## Written request
Update the listing below by replacing every "bfield" with "magfield", keeping all other text the same.

## Supplied records

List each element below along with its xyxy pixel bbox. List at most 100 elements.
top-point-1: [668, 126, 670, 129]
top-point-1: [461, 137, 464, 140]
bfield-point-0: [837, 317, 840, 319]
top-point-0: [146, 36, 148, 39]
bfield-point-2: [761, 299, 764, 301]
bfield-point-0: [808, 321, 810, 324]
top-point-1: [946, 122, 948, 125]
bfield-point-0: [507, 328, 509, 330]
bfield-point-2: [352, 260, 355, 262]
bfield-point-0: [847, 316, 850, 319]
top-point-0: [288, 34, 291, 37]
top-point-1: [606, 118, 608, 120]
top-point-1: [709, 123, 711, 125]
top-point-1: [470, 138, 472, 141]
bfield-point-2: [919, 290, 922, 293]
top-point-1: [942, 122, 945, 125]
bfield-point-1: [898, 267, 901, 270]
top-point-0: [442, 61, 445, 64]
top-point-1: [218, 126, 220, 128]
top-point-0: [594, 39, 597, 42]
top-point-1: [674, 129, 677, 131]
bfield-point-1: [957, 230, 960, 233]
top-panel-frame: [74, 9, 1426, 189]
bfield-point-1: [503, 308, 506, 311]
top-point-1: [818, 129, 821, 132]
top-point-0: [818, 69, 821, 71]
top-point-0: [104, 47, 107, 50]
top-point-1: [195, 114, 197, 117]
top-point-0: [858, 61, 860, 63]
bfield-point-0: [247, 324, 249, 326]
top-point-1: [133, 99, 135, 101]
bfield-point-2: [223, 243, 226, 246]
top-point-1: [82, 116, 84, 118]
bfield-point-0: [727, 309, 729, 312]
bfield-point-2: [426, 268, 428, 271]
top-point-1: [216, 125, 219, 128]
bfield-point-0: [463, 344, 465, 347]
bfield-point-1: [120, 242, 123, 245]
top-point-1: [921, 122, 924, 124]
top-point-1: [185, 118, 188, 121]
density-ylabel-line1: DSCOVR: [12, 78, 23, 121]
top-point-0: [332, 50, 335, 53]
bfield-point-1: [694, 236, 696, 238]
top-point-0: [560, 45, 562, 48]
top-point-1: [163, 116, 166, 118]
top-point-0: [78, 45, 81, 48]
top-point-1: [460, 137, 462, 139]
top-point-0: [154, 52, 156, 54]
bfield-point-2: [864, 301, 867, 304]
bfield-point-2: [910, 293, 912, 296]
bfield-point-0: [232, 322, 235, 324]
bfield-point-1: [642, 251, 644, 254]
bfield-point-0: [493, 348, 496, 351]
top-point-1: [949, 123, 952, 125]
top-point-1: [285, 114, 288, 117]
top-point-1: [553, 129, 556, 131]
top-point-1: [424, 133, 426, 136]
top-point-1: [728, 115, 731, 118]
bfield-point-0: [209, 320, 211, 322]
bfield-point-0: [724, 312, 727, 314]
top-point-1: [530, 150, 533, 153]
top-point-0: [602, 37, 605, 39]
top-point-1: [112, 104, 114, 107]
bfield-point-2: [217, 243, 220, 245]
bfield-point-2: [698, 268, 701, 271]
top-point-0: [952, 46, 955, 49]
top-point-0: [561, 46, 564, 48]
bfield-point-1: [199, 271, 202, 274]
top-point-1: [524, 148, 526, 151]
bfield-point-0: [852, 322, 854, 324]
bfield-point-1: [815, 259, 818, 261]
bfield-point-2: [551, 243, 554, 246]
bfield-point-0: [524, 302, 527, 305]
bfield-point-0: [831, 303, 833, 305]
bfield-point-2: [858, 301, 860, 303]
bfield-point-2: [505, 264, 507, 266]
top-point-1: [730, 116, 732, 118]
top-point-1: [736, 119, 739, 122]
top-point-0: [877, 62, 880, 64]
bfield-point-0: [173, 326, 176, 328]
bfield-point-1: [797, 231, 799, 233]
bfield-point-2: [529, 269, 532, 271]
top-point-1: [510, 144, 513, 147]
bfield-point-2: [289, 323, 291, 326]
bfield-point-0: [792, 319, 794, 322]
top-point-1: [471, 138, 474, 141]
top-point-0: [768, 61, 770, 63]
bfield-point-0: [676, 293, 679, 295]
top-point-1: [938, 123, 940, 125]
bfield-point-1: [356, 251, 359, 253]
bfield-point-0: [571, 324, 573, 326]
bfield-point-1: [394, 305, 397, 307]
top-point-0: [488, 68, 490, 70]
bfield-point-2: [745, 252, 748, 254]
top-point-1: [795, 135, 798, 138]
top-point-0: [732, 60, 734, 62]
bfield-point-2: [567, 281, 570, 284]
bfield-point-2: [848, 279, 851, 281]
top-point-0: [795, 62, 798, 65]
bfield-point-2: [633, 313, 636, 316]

## Written response
List each element below along with its xyxy pixel bbox. List at most 100 elements.
top-point-1: [668, 126, 670, 129]
top-point-1: [461, 137, 464, 140]
magfield-point-0: [837, 317, 840, 319]
top-point-0: [146, 36, 148, 39]
magfield-point-2: [761, 299, 764, 301]
magfield-point-0: [808, 321, 810, 324]
top-point-1: [946, 122, 948, 125]
magfield-point-0: [507, 328, 509, 330]
magfield-point-2: [352, 260, 355, 262]
magfield-point-0: [847, 316, 850, 319]
top-point-0: [288, 34, 291, 37]
top-point-1: [606, 118, 608, 120]
top-point-1: [709, 123, 711, 125]
top-point-1: [470, 138, 472, 141]
magfield-point-2: [919, 290, 922, 293]
top-point-1: [942, 122, 945, 125]
magfield-point-1: [898, 267, 901, 270]
top-point-0: [442, 61, 445, 64]
top-point-1: [218, 126, 220, 128]
top-point-0: [594, 39, 597, 42]
top-point-1: [674, 129, 677, 131]
magfield-point-1: [957, 230, 960, 233]
top-panel-frame: [74, 9, 1426, 189]
magfield-point-1: [503, 308, 506, 311]
top-point-1: [818, 129, 821, 132]
top-point-0: [818, 69, 821, 71]
top-point-0: [104, 47, 107, 50]
top-point-1: [195, 114, 197, 117]
top-point-0: [858, 61, 860, 63]
magfield-point-0: [247, 324, 249, 326]
top-point-1: [133, 99, 135, 101]
magfield-point-2: [223, 243, 226, 246]
top-point-1: [82, 116, 84, 118]
magfield-point-0: [727, 309, 729, 312]
magfield-point-2: [426, 268, 428, 271]
top-point-1: [216, 125, 219, 128]
magfield-point-0: [463, 344, 465, 347]
magfield-point-1: [120, 242, 123, 245]
top-point-1: [921, 122, 924, 124]
top-point-1: [185, 118, 188, 121]
density-ylabel-line1: DSCOVR: [12, 78, 23, 121]
top-point-0: [332, 50, 335, 53]
magfield-point-1: [694, 236, 696, 238]
top-point-0: [560, 45, 562, 48]
top-point-1: [163, 116, 166, 118]
top-point-0: [78, 45, 81, 48]
top-point-1: [460, 137, 462, 139]
top-point-0: [154, 52, 156, 54]
magfield-point-2: [864, 301, 867, 304]
magfield-point-2: [910, 293, 912, 296]
magfield-point-0: [232, 322, 235, 324]
magfield-point-1: [642, 251, 644, 254]
magfield-point-0: [493, 348, 496, 351]
top-point-1: [949, 123, 952, 125]
top-point-1: [285, 114, 288, 117]
top-point-1: [553, 129, 556, 131]
top-point-1: [424, 133, 426, 136]
top-point-1: [728, 115, 731, 118]
magfield-point-0: [209, 320, 211, 322]
magfield-point-0: [724, 312, 727, 314]
top-point-1: [530, 150, 533, 153]
top-point-0: [602, 37, 605, 39]
top-point-1: [112, 104, 114, 107]
magfield-point-2: [217, 243, 220, 245]
magfield-point-2: [698, 268, 701, 271]
top-point-0: [952, 46, 955, 49]
top-point-0: [561, 46, 564, 48]
magfield-point-1: [199, 271, 202, 274]
top-point-1: [524, 148, 526, 151]
magfield-point-0: [852, 322, 854, 324]
magfield-point-1: [815, 259, 818, 261]
magfield-point-2: [551, 243, 554, 246]
magfield-point-0: [524, 302, 527, 305]
magfield-point-0: [831, 303, 833, 305]
magfield-point-2: [858, 301, 860, 303]
magfield-point-2: [505, 264, 507, 266]
top-point-1: [730, 116, 732, 118]
top-point-1: [736, 119, 739, 122]
top-point-0: [877, 62, 880, 64]
magfield-point-0: [173, 326, 176, 328]
magfield-point-1: [797, 231, 799, 233]
magfield-point-2: [529, 269, 532, 271]
top-point-1: [510, 144, 513, 147]
magfield-point-2: [289, 323, 291, 326]
magfield-point-0: [792, 319, 794, 322]
top-point-1: [471, 138, 474, 141]
top-point-0: [768, 61, 770, 63]
magfield-point-0: [676, 293, 679, 295]
top-point-1: [938, 123, 940, 125]
magfield-point-1: [356, 251, 359, 253]
magfield-point-0: [571, 324, 573, 326]
magfield-point-1: [394, 305, 397, 307]
top-point-0: [488, 68, 490, 70]
magfield-point-2: [745, 252, 748, 254]
top-point-1: [795, 135, 798, 138]
top-point-0: [732, 60, 734, 62]
magfield-point-2: [567, 281, 570, 284]
magfield-point-2: [848, 279, 851, 281]
top-point-0: [795, 62, 798, 65]
magfield-point-2: [633, 313, 636, 316]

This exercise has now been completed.